THE TASK ▸
Scan the records below. List lines holding "الديات".
###
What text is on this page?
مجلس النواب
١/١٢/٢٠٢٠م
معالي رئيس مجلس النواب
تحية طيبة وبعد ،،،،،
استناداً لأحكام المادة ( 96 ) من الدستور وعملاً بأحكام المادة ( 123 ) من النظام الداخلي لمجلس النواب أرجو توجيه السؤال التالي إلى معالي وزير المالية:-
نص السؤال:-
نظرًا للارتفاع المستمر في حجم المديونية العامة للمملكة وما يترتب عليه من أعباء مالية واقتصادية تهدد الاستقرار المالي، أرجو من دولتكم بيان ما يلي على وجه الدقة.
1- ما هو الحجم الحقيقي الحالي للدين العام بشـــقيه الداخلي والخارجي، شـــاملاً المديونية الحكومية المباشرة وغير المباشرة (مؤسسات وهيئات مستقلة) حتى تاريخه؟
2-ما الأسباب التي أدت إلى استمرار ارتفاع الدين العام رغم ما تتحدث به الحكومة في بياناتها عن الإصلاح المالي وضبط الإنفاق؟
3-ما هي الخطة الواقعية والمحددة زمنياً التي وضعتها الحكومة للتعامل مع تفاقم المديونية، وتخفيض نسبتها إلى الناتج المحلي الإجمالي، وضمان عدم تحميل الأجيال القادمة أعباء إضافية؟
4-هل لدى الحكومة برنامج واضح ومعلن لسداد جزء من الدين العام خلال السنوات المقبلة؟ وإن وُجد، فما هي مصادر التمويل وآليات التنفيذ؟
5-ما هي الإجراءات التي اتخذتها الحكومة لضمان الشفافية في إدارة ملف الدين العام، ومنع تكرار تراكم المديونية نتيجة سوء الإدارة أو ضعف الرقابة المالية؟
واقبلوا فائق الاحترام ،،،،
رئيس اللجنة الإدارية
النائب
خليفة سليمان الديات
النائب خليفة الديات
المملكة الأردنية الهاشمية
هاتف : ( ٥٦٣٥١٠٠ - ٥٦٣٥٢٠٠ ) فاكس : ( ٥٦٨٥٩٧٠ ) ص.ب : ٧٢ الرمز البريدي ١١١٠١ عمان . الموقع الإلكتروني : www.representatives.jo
###
SOLUTION TO THIS PROBLEM ▸
خليفة سليمان الديات
النائب خليفة الديات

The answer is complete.